*Texto de lectura*:
===============
El problema no fue tanto Greenspan como la ideología desreguladora que había acabado imponiéndose.
Aunque este libro trata sobre todo de las creencias económicas y
de cómo afectan a las políticas, para apreciar la relación entre la crisis
y dichas creencias es preciso desentrañar lo que ha ocurrido. Este libro no es una novela policiaca, pero hay importantes elementos de la
historia que son parecidos a un buen misterio: ¿cómo entró en caída
libre la mayor economía del mundo? ¿Qué políticas y qué acontecimientos desencadenaron el gran desplome de 2008? Si no podemos
ponernos de acuerdo sobre las respuestas a estas preguntas, no podemos ponernos de acuerdo sobre qué hacer, bien para salir de esta crisis, bien para evitar la próxima. Describir el papel relativo de la mala
conducta de los bancos, de los fallos de los reguladores, o de la errática política monetaria de la Reserva Federal no resulta fácil, pero yo
explicaré por qué atribuyo la carga de la responsabilidad a los mercados y a las instituciones financieras.
===============
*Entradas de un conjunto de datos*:
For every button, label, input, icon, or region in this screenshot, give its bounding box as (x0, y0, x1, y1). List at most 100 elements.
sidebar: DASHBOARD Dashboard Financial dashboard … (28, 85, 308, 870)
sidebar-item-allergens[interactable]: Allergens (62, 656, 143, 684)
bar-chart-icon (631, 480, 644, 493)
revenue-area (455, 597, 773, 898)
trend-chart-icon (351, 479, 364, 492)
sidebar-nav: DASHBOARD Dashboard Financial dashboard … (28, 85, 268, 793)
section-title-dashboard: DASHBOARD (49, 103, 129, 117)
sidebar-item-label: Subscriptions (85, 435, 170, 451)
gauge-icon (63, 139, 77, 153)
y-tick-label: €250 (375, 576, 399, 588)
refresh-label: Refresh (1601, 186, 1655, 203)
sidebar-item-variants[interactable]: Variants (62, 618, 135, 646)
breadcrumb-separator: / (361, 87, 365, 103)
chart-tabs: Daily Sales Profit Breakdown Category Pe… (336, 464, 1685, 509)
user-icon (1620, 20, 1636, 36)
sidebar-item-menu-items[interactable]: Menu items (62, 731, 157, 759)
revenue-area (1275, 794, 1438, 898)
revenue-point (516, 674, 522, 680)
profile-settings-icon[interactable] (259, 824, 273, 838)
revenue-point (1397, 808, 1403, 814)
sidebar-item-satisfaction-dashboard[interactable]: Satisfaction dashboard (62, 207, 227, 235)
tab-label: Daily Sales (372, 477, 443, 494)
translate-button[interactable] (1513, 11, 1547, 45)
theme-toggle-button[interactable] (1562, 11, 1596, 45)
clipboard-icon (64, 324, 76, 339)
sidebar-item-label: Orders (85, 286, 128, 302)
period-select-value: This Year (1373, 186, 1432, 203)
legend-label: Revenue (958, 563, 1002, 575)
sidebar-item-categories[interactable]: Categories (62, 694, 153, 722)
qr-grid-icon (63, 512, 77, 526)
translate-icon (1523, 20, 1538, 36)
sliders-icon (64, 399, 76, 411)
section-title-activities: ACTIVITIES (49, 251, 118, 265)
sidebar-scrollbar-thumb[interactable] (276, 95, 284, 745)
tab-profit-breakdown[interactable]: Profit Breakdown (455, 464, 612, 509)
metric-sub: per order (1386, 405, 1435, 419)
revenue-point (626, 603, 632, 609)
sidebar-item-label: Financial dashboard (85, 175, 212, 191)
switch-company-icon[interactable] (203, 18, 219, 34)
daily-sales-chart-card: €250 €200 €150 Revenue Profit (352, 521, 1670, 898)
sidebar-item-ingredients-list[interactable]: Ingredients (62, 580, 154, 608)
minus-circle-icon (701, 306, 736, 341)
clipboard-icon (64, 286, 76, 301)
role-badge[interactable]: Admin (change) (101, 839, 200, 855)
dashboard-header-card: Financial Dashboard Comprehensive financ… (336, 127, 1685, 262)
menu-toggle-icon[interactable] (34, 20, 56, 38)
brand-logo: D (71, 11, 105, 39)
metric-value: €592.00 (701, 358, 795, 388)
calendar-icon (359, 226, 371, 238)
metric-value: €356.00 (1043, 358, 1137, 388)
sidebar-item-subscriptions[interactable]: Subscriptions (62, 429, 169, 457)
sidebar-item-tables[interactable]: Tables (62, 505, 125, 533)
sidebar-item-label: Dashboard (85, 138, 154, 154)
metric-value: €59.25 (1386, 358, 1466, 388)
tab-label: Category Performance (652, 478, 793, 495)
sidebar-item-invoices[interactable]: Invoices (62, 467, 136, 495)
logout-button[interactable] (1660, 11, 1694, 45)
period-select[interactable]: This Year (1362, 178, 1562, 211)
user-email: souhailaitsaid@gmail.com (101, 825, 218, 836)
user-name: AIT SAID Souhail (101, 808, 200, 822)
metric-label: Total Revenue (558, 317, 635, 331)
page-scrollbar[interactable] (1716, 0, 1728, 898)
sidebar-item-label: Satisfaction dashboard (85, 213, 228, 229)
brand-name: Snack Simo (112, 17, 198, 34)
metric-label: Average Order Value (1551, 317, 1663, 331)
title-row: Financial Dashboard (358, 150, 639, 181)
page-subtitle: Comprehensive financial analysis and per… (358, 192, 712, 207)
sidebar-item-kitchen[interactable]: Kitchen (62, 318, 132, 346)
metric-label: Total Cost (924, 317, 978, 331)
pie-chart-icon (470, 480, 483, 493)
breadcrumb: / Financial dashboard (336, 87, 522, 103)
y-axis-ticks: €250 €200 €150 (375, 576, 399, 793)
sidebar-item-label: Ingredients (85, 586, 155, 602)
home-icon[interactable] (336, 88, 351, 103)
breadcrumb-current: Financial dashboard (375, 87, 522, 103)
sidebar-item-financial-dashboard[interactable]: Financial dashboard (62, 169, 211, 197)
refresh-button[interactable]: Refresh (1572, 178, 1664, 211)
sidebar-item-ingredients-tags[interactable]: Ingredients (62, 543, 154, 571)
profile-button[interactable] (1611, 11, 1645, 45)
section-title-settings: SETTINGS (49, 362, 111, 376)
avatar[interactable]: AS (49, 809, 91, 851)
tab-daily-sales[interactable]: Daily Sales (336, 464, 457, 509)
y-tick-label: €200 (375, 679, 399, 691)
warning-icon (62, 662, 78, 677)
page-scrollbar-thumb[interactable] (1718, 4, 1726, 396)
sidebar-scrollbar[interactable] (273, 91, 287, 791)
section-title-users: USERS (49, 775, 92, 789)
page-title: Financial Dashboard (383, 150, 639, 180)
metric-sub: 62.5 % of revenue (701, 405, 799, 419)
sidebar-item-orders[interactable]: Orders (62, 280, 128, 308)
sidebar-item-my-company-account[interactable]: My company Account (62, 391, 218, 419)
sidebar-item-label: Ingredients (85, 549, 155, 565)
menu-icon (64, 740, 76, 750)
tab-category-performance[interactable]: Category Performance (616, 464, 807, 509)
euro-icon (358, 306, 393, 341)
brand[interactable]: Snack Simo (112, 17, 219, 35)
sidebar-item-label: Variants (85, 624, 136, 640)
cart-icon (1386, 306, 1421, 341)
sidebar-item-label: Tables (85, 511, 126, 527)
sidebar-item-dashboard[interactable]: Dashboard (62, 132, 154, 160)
===============
*Tareas del ejercicio*:
1 - Copia íntegro el fragmento sobre la crisis de 2008, sin cambiar nada.
2 - Transcribe tal cual las entradas desde la primera línea hasta la línea que contiene "breadcrumb-separator: / (361, 87, 365, 103)", ambas incluidas.

*Respuestas*:
1 -
El problema no fue tanto Greenspan como la ideología desreguladora que había acabado imponiéndose.
Aunque este libro trata sobre todo de las creencias económicas y
de cómo afectan a las políticas, para apreciar la relación entre la crisis
y dichas creencias es preciso desentrañar lo que ha ocurrido. Este libro no es una novela policiaca, pero hay importantes elementos de la
historia que son parecidos a un buen misterio: ¿cómo entró en caída
libre la mayor economía del mundo? ¿Qué políticas y qué acontecimientos desencadenaron el gran desplome de 2008? Si no podemos
ponernos de acuerdo sobre las respuestas a estas preguntas, no podemos ponernos de acuerdo sobre qué hacer, bien para salir de esta crisis, bien para evitar la próxima. Describir el papel relativo de la mala
conducta de los bancos, de los fallos de los reguladores, o de la errática política monetaria de la Reserva Federal no resulta fácil, pero yo
explicaré por qué atribuyo la carga de la responsabilidad a los mercados y a las instituciones financieras.

2 -
For every button, label, input, icon, or region in this screenshot, give its bounding box as (x0, y0, x1, y1). List at most 100 elements.
sidebar: DASHBOARD Dashboard Financial dashboard … (28, 85, 308, 870)
sidebar-item-allergens[interactable]: Allergens (62, 656, 143, 684)
bar-chart-icon (631, 480, 644, 493)
revenue-area (455, 597, 773, 898)
trend-chart-icon (351, 479, 364, 492)
sidebar-nav: DASHBOARD Dashboard Financial dashboard … (28, 85, 268, 793)
section-title-dashboard: DASHBOARD (49, 103, 129, 117)
sidebar-item-label: Subscriptions (85, 435, 170, 451)
gauge-icon (63, 139, 77, 153)
y-tick-label: €250 (375, 576, 399, 588)
refresh-label: Refresh (1601, 186, 1655, 203)
sidebar-item-variants[interactable]: Variants (62, 618, 135, 646)
breadcrumb-separator: / (361, 87, 365, 103)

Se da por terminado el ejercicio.